» Material for this exercise:
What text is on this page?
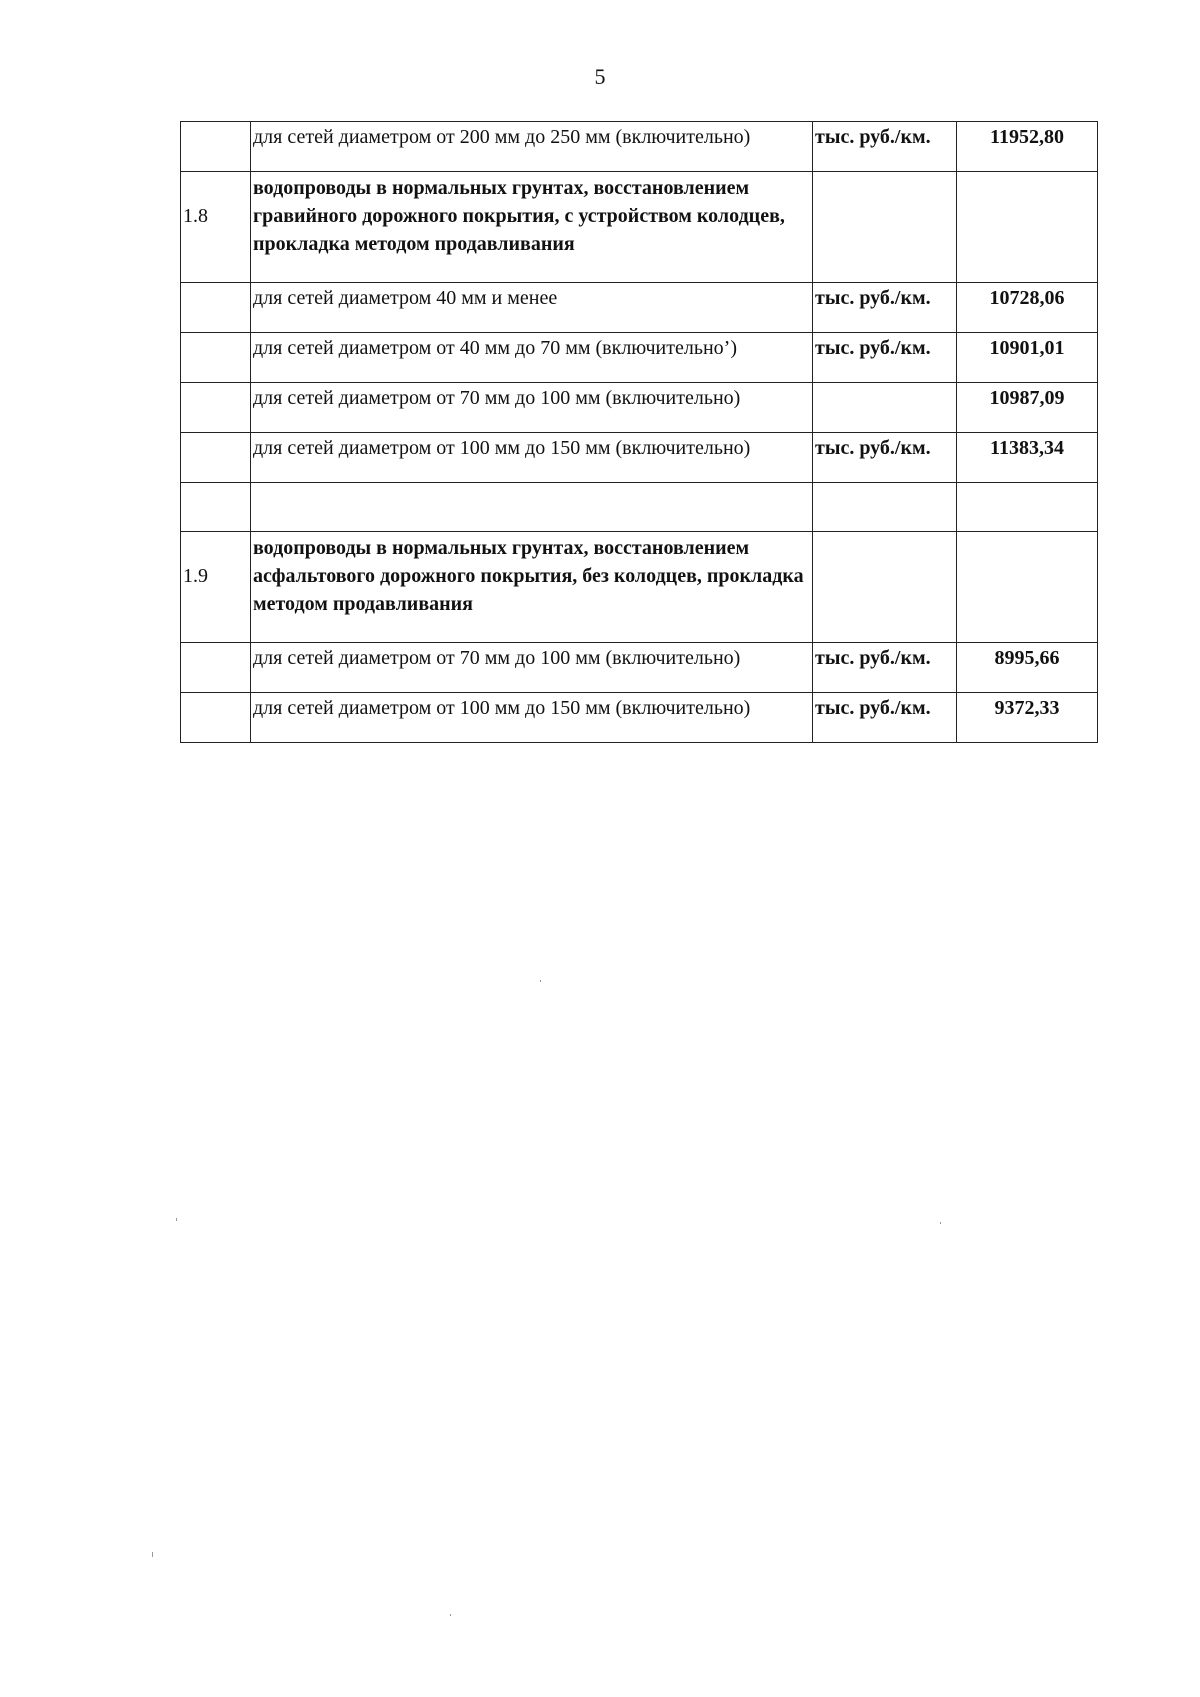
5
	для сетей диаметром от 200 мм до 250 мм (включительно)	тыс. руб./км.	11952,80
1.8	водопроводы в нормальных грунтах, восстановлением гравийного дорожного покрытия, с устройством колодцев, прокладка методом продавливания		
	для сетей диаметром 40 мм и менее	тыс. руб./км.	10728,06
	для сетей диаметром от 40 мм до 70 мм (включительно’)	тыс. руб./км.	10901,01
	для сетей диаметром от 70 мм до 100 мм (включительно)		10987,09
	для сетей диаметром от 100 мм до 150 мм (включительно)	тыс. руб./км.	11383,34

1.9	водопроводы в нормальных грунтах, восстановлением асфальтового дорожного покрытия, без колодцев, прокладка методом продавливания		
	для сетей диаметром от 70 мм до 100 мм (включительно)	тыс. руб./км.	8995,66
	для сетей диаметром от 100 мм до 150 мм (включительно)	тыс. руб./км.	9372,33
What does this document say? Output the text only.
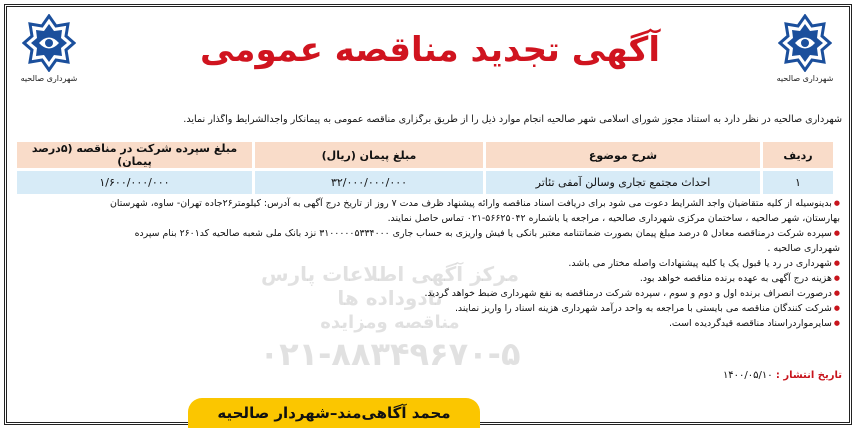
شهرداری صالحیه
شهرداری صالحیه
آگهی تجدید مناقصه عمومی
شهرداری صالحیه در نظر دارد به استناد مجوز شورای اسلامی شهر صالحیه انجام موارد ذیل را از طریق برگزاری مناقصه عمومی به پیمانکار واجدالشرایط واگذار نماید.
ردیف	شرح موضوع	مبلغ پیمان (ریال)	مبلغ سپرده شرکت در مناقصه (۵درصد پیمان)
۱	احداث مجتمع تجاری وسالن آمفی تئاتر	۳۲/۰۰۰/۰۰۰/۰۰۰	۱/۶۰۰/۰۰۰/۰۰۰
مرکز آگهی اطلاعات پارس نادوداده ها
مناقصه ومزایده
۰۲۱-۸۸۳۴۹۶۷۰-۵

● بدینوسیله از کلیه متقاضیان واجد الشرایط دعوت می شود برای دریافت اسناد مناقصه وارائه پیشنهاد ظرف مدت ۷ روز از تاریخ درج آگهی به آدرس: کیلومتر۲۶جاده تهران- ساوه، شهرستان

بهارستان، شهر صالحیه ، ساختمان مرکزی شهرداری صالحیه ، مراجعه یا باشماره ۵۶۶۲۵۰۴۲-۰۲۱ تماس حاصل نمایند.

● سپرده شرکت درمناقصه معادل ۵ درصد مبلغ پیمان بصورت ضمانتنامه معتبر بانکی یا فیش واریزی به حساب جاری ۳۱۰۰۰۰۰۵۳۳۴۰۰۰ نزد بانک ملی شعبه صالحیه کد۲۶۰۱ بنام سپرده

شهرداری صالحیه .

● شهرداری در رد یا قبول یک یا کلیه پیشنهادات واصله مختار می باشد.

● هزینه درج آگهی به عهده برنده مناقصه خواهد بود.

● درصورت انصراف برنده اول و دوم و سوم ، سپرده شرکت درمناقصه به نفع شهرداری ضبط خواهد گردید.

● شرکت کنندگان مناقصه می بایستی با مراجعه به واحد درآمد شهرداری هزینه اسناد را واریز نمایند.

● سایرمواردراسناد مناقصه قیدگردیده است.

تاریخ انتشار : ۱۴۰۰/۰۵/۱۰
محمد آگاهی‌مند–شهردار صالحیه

» What is expected: Looking at the records above, count the lines where the word "text" appears. State only the number.

» Output of the task: 2